> _Short exercise_: Rewrite the lines below, substituting "enclosing rectangle" for "bounding box" and leaving everything else unchanged.

> _Data supplied_:
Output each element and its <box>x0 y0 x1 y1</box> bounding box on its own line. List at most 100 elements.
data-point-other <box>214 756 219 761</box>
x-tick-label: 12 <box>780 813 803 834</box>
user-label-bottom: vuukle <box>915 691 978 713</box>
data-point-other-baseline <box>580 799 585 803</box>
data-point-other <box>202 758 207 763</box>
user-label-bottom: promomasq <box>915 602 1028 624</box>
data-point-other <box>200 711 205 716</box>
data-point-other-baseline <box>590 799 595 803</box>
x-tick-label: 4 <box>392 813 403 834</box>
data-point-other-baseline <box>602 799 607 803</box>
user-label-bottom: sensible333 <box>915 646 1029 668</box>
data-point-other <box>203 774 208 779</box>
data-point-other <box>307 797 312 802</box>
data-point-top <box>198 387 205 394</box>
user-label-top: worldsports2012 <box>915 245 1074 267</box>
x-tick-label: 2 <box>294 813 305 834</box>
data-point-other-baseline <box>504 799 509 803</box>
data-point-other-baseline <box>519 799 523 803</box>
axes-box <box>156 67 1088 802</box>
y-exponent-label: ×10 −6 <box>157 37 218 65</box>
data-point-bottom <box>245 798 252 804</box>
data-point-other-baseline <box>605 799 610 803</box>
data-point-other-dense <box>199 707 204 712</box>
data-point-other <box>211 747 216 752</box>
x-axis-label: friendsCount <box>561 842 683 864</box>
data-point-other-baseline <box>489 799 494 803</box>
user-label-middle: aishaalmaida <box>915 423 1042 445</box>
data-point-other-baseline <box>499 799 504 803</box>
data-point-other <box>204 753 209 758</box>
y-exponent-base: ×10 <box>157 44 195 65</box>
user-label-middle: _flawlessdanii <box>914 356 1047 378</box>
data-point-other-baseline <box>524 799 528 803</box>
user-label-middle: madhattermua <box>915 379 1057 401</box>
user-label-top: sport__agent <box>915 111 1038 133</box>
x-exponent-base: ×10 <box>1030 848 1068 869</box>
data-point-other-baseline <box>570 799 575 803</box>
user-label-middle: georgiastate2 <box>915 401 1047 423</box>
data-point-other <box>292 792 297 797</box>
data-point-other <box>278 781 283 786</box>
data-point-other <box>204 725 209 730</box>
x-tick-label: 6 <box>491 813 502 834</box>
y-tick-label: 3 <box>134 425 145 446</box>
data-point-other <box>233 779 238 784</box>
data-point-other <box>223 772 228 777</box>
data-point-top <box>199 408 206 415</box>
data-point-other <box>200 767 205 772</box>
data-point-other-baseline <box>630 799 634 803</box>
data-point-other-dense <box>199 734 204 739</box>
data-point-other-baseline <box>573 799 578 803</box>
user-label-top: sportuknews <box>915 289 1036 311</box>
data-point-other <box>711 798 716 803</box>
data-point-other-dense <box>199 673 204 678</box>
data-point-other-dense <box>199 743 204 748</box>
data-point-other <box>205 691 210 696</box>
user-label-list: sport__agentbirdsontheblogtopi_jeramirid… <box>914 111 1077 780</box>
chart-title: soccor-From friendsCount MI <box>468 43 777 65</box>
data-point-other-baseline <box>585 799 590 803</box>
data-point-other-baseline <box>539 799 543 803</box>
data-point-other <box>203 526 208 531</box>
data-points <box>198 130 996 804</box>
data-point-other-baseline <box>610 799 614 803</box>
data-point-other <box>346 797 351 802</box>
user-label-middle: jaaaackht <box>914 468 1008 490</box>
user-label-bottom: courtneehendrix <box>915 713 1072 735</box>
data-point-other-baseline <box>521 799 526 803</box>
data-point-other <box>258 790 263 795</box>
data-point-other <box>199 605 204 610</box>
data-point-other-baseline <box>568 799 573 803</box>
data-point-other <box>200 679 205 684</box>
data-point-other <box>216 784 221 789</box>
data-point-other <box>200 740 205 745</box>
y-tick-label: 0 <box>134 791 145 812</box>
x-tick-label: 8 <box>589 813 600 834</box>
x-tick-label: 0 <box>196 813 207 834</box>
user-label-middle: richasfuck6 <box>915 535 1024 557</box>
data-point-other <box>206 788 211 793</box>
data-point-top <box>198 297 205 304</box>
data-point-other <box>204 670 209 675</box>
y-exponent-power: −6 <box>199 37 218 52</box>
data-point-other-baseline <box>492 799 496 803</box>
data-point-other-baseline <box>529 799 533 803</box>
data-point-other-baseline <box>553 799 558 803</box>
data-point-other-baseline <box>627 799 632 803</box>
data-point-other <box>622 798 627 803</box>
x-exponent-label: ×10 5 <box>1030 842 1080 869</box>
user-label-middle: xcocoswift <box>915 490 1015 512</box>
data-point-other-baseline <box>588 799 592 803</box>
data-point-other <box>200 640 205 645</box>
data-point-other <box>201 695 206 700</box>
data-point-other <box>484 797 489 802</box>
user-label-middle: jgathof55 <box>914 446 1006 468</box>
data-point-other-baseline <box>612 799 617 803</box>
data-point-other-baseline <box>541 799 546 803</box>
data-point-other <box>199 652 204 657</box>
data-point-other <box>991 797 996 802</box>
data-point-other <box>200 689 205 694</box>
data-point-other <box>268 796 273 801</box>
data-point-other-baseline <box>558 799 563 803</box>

> _Response_:
Output each element and its <box>x0 y0 x1 y1</box> enclosing rectangle on its own line. List at most 100 elements.
data-point-other <box>214 756 219 761</box>
x-tick-label: 12 <box>780 813 803 834</box>
user-label-bottom: vuukle <box>915 691 978 713</box>
data-point-other-baseline <box>580 799 585 803</box>
data-point-other <box>202 758 207 763</box>
user-label-bottom: promomasq <box>915 602 1028 624</box>
data-point-other <box>200 711 205 716</box>
data-point-other-baseline <box>590 799 595 803</box>
x-tick-label: 4 <box>392 813 403 834</box>
data-point-other-baseline <box>602 799 607 803</box>
user-label-bottom: sensible333 <box>915 646 1029 668</box>
data-point-other <box>203 774 208 779</box>
data-point-other <box>307 797 312 802</box>
data-point-top <box>198 387 205 394</box>
user-label-top: worldsports2012 <box>915 245 1074 267</box>
x-tick-label: 2 <box>294 813 305 834</box>
data-point-other-baseline <box>504 799 509 803</box>
data-point-other-baseline <box>519 799 523 803</box>
axes-box <box>156 67 1088 802</box>
y-exponent-label: ×10 −6 <box>157 37 218 65</box>
data-point-bottom <box>245 798 252 804</box>
data-point-other-baseline <box>605 799 610 803</box>
data-point-other-dense <box>199 707 204 712</box>
data-point-other <box>211 747 216 752</box>
x-axis-label: friendsCount <box>561 842 683 864</box>
data-point-other-baseline <box>489 799 494 803</box>
user-label-middle: aishaalmaida <box>915 423 1042 445</box>
data-point-other-baseline <box>499 799 504 803</box>
data-point-other <box>204 753 209 758</box>
y-exponent-base: ×10 <box>157 44 195 65</box>
user-label-middle: _flawlessdanii <box>914 356 1047 378</box>
data-point-other-baseline <box>524 799 528 803</box>
user-label-middle: madhattermua <box>915 379 1057 401</box>
user-label-top: sport__agent <box>915 111 1038 133</box>
x-exponent-base: ×10 <box>1030 848 1068 869</box>
data-point-other-baseline <box>570 799 575 803</box>
user-label-middle: georgiastate2 <box>915 401 1047 423</box>
data-point-other <box>292 792 297 797</box>
data-point-other <box>278 781 283 786</box>
data-point-other <box>204 725 209 730</box>
x-tick-label: 6 <box>491 813 502 834</box>
y-tick-label: 3 <box>134 425 145 446</box>
data-point-other <box>233 779 238 784</box>
data-point-other <box>223 772 228 777</box>
data-point-top <box>199 408 206 415</box>
data-point-other <box>200 767 205 772</box>
data-point-other-baseline <box>630 799 634 803</box>
data-point-other-dense <box>199 734 204 739</box>
data-point-other-baseline <box>573 799 578 803</box>
user-label-top: sportuknews <box>915 289 1036 311</box>
data-point-other <box>711 798 716 803</box>
data-point-other-dense <box>199 673 204 678</box>
data-point-other-dense <box>199 743 204 748</box>
data-point-other <box>205 691 210 696</box>
user-label-list: sport__agentbirdsontheblogtopi_jeramirid… <box>914 111 1077 780</box>
chart-title: soccor-From friendsCount MI <box>468 43 777 65</box>
data-point-other-baseline <box>585 799 590 803</box>
data-point-other-baseline <box>539 799 543 803</box>
data-point-other <box>203 526 208 531</box>
data-points <box>198 130 996 804</box>
data-point-other-baseline <box>610 799 614 803</box>
data-point-other <box>346 797 351 802</box>
user-label-middle: jaaaackht <box>914 468 1008 490</box>
user-label-bottom: courtneehendrix <box>915 713 1072 735</box>
data-point-other-baseline <box>521 799 526 803</box>
data-point-other <box>258 790 263 795</box>
data-point-other <box>199 605 204 610</box>
data-point-other-baseline <box>568 799 573 803</box>
data-point-other <box>200 679 205 684</box>
data-point-other <box>216 784 221 789</box>
data-point-other <box>200 740 205 745</box>
y-tick-label: 0 <box>134 791 145 812</box>
x-tick-label: 8 <box>589 813 600 834</box>
x-tick-label: 0 <box>196 813 207 834</box>
user-label-middle: richasfuck6 <box>915 535 1024 557</box>
data-point-other <box>206 788 211 793</box>
data-point-top <box>198 297 205 304</box>
data-point-other <box>204 670 209 675</box>
y-exponent-power: −6 <box>199 37 218 52</box>
data-point-other-baseline <box>492 799 496 803</box>
data-point-other-baseline <box>529 799 533 803</box>
data-point-other-baseline <box>553 799 558 803</box>
data-point-other-baseline <box>627 799 632 803</box>
data-point-other <box>622 798 627 803</box>
x-exponent-label: ×10 5 <box>1030 842 1080 869</box>
user-label-middle: xcocoswift <box>915 490 1015 512</box>
data-point-other-baseline <box>588 799 592 803</box>
data-point-other <box>200 640 205 645</box>
data-point-other <box>201 695 206 700</box>
data-point-other <box>484 797 489 802</box>
user-label-middle: jgathof55 <box>914 446 1006 468</box>
data-point-other-baseline <box>612 799 617 803</box>
data-point-other-baseline <box>541 799 546 803</box>
data-point-other <box>199 652 204 657</box>
data-point-other <box>991 797 996 802</box>
data-point-other <box>200 689 205 694</box>
data-point-other <box>268 796 273 801</box>
data-point-other-baseline <box>558 799 563 803</box>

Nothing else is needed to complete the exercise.